## [Written problem]
Quote the material exactly from the line that contains "Read all visible content and emit it as JSON." through its last line. Any pictures are to be left out.

## [Task input]
┌────────
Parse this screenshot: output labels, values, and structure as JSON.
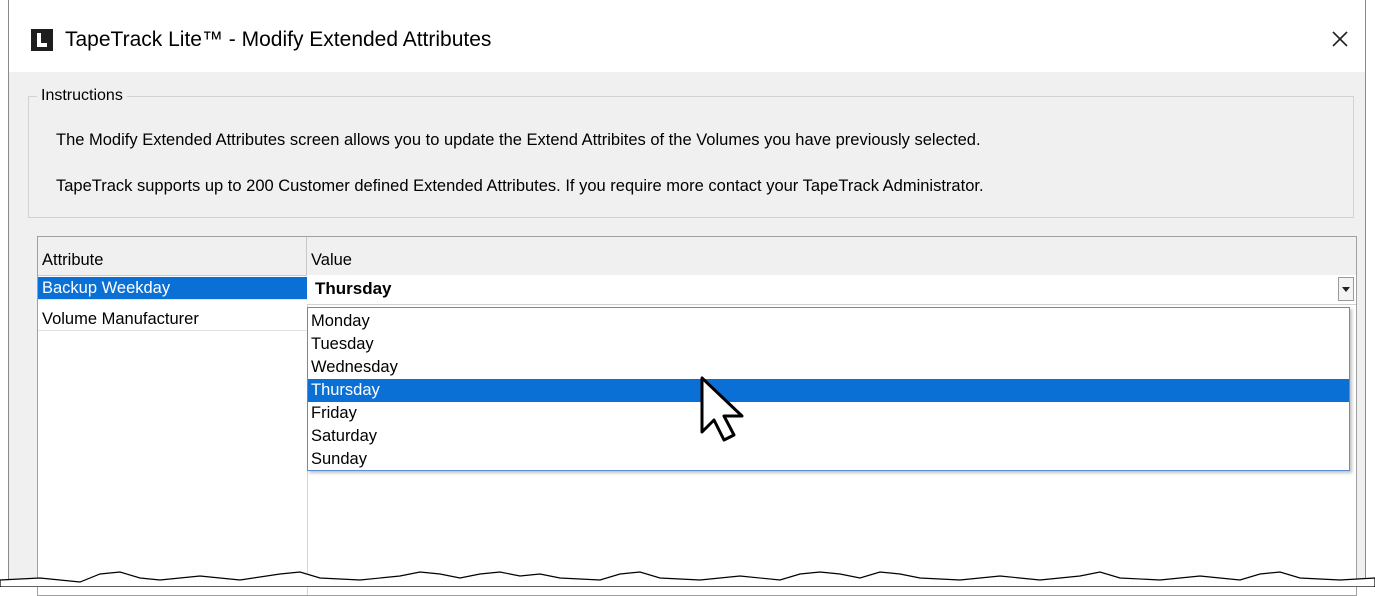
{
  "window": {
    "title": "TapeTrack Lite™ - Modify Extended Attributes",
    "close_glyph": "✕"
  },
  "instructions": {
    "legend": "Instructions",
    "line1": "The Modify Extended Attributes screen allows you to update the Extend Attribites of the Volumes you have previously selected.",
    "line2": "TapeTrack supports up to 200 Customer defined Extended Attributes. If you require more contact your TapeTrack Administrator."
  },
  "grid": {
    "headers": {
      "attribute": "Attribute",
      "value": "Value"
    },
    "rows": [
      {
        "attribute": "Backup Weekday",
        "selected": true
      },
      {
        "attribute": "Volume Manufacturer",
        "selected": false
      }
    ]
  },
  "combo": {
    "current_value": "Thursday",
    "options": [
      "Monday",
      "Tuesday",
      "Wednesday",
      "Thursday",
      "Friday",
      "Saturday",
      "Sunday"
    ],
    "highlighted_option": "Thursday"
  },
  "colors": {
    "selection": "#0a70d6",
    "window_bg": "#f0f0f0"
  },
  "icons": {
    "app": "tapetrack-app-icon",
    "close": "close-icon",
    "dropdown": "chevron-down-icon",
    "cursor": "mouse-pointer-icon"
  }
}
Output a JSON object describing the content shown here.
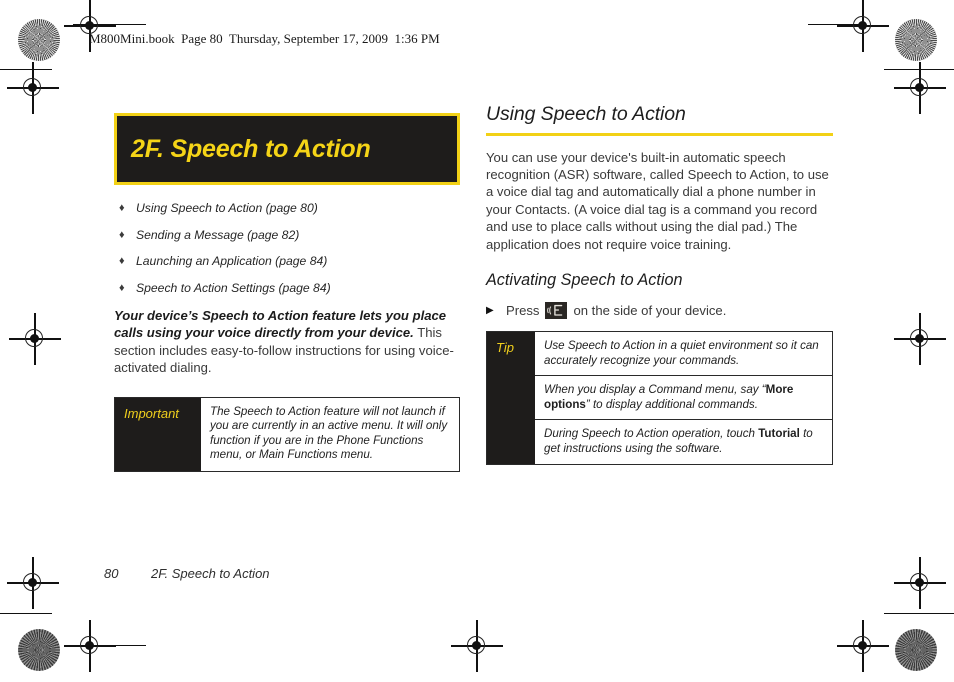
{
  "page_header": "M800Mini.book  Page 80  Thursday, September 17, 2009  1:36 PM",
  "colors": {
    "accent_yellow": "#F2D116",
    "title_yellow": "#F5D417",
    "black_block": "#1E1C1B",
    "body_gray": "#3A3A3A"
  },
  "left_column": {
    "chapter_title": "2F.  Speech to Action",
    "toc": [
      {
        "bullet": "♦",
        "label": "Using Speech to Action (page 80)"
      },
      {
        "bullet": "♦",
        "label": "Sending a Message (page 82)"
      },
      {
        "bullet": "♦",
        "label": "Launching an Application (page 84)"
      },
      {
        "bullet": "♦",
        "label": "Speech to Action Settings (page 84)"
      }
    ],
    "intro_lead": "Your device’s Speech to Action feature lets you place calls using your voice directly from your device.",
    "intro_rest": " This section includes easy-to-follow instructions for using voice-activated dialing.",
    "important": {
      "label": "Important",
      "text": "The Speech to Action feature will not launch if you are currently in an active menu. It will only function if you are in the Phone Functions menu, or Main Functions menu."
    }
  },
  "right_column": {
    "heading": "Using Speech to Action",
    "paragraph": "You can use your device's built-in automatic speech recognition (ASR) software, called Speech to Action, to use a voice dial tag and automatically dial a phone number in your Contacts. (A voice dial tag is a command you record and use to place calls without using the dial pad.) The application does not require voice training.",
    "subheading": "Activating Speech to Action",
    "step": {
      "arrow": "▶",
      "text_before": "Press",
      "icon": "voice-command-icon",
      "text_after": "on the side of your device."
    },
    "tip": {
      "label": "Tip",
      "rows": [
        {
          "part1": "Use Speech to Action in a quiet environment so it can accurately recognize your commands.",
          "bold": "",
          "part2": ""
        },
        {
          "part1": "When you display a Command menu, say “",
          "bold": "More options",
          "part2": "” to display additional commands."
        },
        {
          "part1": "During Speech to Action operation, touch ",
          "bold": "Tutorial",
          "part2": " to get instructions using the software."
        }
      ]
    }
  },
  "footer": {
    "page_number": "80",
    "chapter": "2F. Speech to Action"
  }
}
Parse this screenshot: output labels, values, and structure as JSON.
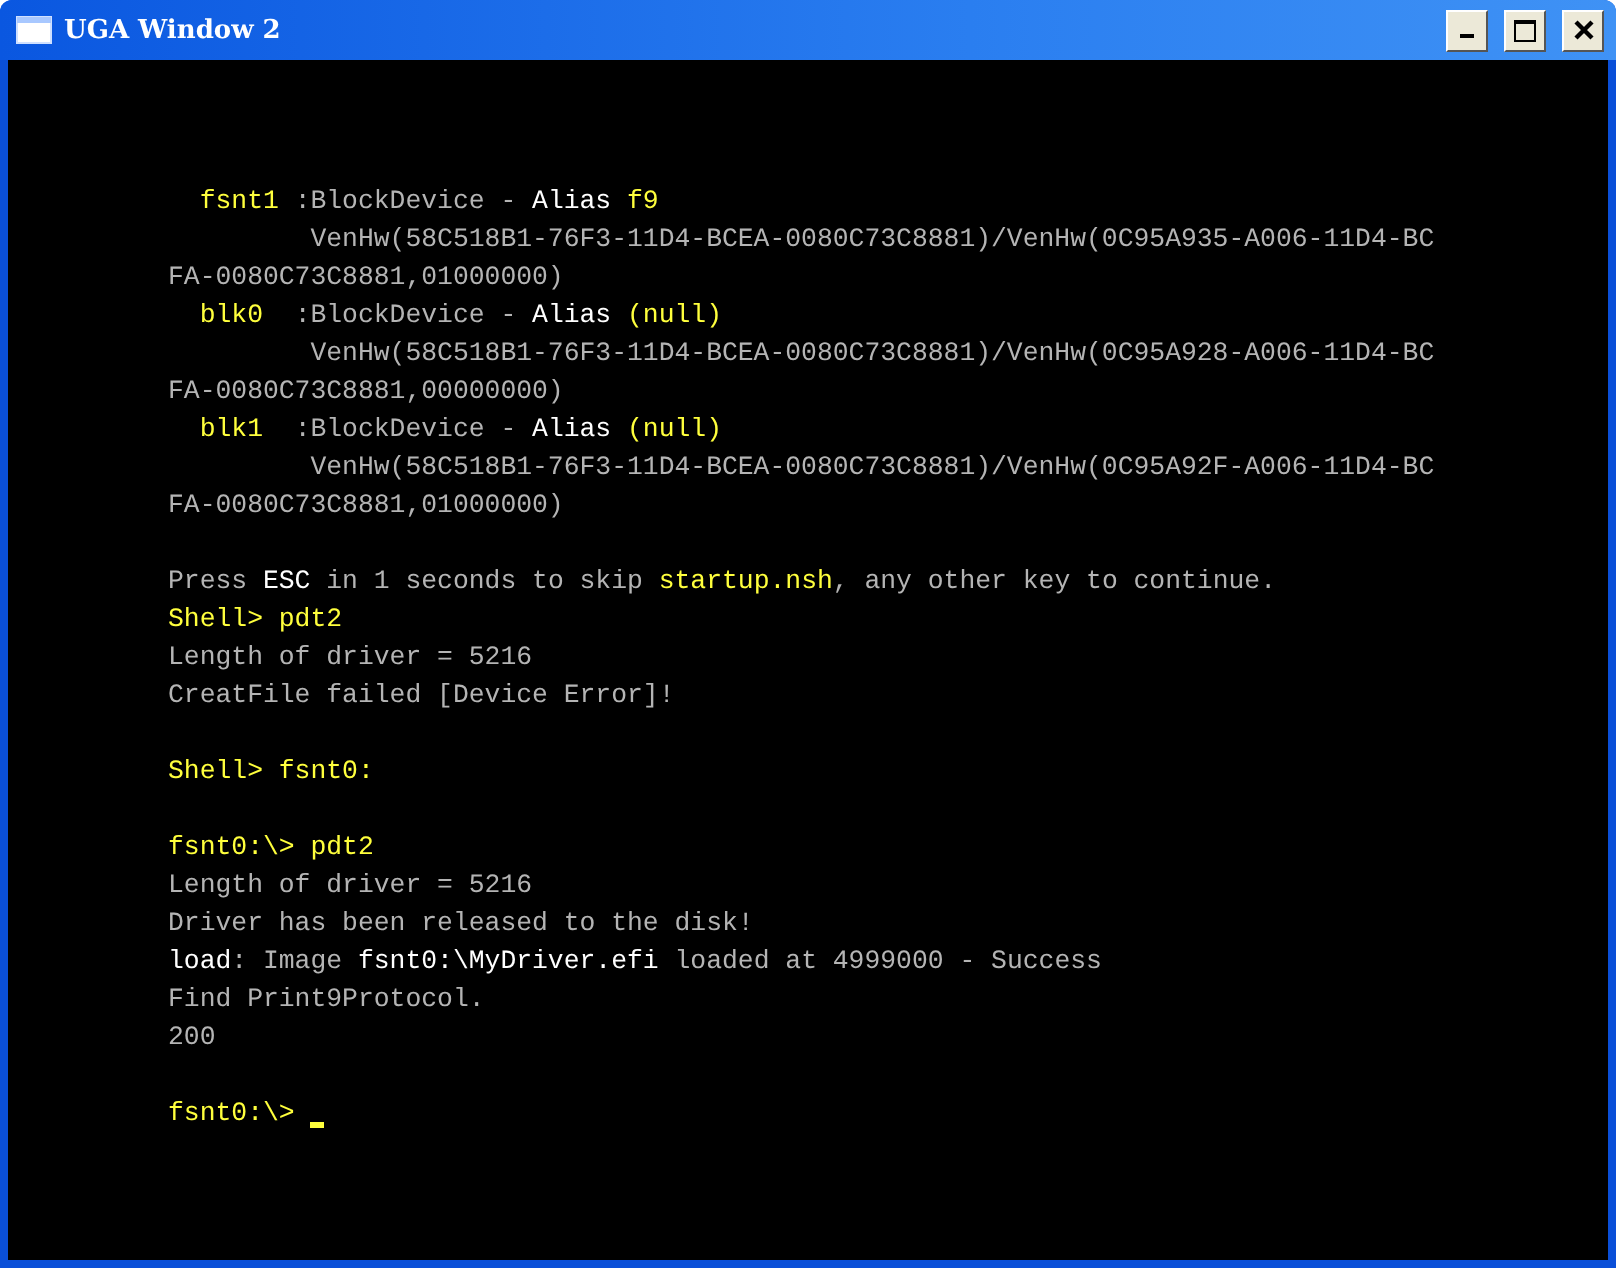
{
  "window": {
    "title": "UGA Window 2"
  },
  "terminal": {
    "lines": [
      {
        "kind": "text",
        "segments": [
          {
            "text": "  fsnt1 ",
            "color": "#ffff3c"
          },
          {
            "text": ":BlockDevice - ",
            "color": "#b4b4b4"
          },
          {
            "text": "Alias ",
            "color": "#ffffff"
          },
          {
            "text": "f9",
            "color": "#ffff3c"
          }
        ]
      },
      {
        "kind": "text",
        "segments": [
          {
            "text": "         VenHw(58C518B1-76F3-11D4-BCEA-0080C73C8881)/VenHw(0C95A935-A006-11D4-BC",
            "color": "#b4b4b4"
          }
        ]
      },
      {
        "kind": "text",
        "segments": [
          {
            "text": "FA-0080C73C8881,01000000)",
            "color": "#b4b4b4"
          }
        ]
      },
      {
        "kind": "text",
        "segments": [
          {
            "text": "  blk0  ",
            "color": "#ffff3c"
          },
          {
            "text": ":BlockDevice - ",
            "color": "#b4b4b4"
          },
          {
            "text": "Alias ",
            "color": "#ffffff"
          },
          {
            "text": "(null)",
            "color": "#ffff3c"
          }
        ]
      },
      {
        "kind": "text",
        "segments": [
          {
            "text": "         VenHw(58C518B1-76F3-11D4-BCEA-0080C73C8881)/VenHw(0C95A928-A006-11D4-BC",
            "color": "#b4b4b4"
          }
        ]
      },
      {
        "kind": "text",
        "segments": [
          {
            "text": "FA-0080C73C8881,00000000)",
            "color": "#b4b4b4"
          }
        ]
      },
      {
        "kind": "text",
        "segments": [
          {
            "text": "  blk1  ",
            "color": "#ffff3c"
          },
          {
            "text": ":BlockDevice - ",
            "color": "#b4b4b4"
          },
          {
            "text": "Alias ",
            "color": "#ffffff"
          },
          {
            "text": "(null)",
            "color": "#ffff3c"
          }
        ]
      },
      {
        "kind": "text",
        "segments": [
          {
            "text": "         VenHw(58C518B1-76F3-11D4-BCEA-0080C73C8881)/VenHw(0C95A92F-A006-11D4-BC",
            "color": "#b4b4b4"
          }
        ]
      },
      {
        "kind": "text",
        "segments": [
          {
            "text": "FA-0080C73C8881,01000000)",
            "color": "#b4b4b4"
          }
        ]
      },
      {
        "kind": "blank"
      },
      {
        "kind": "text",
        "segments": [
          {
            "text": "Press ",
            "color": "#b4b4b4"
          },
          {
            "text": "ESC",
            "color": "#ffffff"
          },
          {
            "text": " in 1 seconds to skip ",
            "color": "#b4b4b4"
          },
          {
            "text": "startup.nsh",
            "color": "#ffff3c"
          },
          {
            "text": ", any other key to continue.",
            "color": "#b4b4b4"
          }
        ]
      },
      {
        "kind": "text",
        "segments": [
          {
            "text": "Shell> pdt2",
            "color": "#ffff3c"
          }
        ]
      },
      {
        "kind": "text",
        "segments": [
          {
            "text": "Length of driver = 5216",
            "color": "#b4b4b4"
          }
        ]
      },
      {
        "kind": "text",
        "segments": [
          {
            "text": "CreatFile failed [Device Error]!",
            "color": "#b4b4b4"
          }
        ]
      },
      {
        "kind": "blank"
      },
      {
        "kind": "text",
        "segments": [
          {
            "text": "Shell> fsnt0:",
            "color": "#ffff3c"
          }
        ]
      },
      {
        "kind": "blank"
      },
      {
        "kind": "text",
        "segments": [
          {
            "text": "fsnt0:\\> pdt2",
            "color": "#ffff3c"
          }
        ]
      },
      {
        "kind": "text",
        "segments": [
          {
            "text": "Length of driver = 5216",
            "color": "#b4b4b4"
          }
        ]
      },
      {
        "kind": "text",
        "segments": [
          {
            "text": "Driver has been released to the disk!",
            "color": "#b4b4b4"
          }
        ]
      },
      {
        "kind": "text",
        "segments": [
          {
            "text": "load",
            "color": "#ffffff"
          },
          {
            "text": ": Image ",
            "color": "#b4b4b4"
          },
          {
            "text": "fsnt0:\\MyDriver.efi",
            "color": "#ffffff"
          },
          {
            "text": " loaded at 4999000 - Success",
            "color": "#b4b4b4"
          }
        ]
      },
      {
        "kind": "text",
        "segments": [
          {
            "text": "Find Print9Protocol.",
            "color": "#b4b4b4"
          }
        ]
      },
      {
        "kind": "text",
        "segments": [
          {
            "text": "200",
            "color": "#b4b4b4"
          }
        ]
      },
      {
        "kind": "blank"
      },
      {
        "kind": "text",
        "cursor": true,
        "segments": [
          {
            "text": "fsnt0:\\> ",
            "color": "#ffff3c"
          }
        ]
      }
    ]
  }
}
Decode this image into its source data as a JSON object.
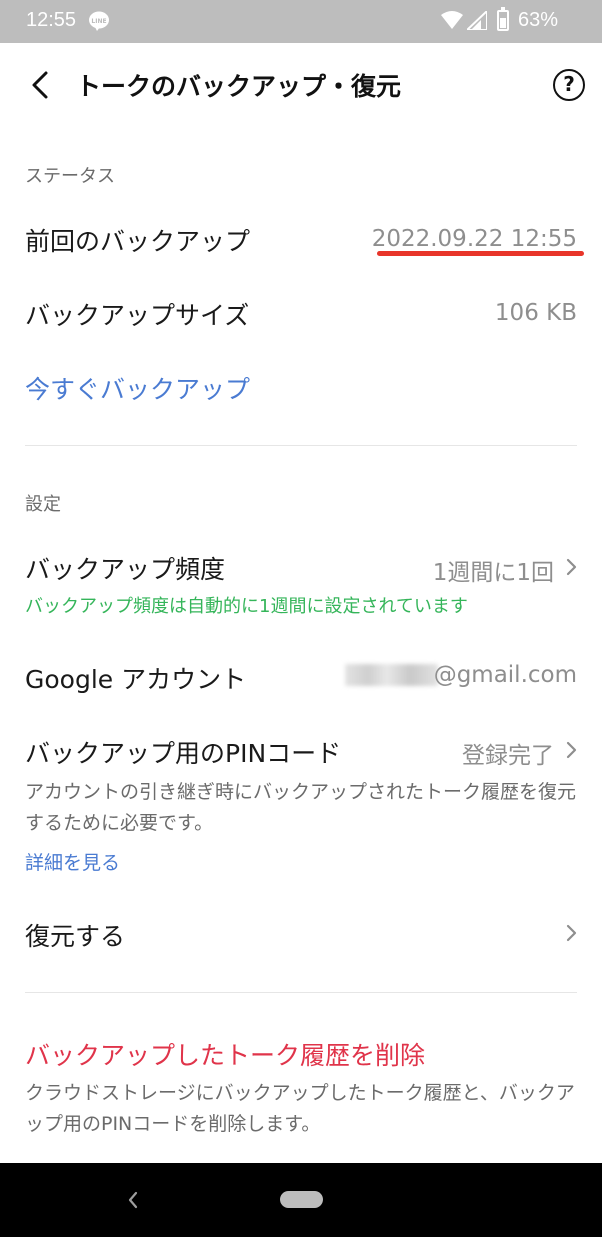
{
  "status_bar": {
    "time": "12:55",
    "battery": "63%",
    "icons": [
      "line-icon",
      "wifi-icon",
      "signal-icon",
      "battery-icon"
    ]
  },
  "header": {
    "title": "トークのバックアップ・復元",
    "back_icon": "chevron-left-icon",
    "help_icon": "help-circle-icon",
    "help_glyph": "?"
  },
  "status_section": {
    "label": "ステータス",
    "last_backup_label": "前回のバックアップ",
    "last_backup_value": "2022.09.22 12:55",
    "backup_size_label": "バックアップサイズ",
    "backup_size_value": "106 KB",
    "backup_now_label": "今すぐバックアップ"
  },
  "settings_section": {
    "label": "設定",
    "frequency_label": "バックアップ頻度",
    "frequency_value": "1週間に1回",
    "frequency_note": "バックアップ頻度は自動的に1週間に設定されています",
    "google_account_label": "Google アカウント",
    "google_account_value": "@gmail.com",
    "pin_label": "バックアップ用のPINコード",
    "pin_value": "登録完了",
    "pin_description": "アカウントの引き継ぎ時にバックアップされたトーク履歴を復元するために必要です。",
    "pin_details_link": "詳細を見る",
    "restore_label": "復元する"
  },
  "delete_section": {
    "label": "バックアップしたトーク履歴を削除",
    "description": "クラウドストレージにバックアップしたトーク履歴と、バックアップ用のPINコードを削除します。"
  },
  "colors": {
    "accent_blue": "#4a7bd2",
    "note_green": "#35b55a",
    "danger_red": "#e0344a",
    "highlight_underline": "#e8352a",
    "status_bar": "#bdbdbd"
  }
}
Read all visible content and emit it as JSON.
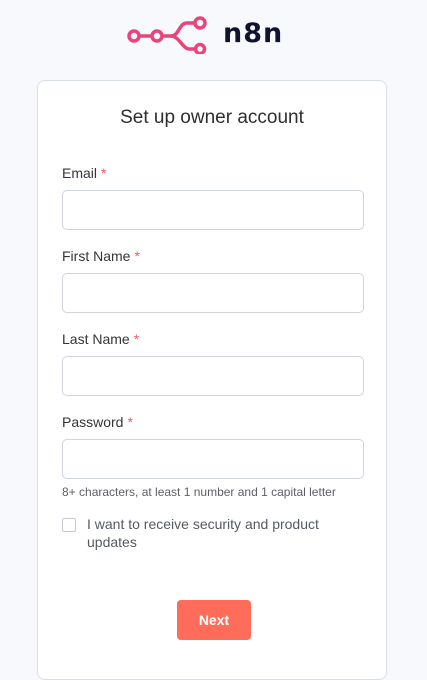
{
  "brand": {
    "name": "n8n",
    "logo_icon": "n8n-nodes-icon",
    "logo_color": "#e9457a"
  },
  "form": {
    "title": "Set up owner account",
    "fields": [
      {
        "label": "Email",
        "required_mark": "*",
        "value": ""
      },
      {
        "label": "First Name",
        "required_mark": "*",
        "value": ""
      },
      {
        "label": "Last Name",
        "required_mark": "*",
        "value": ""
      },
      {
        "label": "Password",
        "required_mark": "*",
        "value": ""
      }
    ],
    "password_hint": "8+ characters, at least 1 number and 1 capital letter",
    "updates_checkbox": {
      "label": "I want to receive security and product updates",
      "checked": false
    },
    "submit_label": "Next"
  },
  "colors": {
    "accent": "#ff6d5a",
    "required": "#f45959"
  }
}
└────────
## [Output]
Read all visible content and emit it as JSON.
{
  "brand": {
    "name": "n8n",
    "logo_icon": "n8n-nodes-icon",
    "logo_color": "#e9457a"
  },
  "form": {
    "title": "Set up owner account",
    "fields": [
      {
        "label": "Email",
        "required_mark": "*",
        "value": ""
      },
      {
        "label": "First Name",
        "required_mark": "*",
        "value": ""
      },
      {
        "label": "Last Name",
        "required_mark": "*",
        "value": ""
      },
      {
        "label": "Password",
        "required_mark": "*",
        "value": ""
      }
    ],
    "password_hint": "8+ characters, at least 1 number and 1 capital letter",
    "updates_checkbox": {
      "label": "I want to receive security and product updates",
      "checked": false
    },
    "submit_label": "Next"
  },
  "colors": {
    "accent": "#ff6d5a",
    "required": "#f45959"
  }
}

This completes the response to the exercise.